begin Supplied data

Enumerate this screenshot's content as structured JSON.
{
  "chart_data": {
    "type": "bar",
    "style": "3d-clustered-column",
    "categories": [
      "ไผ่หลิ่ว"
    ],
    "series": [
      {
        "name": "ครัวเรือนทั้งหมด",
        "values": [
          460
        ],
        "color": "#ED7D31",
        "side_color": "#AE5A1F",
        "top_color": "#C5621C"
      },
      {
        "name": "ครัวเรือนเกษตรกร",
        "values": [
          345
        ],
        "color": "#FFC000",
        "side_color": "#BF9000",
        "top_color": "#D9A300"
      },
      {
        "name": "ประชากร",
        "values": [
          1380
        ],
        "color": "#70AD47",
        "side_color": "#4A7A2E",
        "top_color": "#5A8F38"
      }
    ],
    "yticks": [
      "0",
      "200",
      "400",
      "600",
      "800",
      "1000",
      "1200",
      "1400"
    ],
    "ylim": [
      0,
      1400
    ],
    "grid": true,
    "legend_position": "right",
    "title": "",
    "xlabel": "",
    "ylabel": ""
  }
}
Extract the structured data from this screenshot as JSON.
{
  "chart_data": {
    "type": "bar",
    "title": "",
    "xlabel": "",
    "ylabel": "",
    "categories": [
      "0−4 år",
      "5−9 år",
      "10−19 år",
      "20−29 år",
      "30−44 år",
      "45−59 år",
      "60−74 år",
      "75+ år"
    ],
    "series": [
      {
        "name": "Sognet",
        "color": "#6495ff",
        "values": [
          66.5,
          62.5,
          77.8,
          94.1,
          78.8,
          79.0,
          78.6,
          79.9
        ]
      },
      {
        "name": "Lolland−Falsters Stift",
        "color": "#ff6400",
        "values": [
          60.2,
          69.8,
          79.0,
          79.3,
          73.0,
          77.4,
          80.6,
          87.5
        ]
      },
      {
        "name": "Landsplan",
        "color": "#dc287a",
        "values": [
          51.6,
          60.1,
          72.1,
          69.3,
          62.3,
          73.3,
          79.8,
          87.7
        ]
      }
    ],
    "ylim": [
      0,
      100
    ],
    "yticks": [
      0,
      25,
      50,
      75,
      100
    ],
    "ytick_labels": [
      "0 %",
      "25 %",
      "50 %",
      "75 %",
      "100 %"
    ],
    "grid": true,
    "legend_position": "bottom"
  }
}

end Supplied data
begin Supplied data

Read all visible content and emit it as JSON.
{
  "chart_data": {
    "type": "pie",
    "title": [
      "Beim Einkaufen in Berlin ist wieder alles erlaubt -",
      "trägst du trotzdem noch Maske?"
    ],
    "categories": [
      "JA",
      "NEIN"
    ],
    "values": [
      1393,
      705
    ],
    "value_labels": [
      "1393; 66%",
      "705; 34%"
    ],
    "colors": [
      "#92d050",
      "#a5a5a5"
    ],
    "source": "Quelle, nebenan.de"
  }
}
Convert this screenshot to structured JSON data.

end Supplied data

Within the listing above, extract exactly the lines from the line with "Read all visible content and emit it as JSON." to the line with "Convert this screenshot", the two named lines included, and no others.

* [Result of the task]:
Read all visible content and emit it as JSON.
{
  "chart_data": {
    "type": "pie",
    "title": [
      "Beim Einkaufen in Berlin ist wieder alles erlaubt -",
      "trägst du trotzdem noch Maske?"
    ],
    "categories": [
      "JA",
      "NEIN"
    ],
    "values": [
      1393,
      705
    ],
    "value_labels": [
      "1393; 66%",
      "705; 34%"
    ],
    "colors": [
      "#92d050",
      "#a5a5a5"
    ],
    "source": "Quelle, nebenan.de"
  }
}
Convert this screenshot to structured JSON data.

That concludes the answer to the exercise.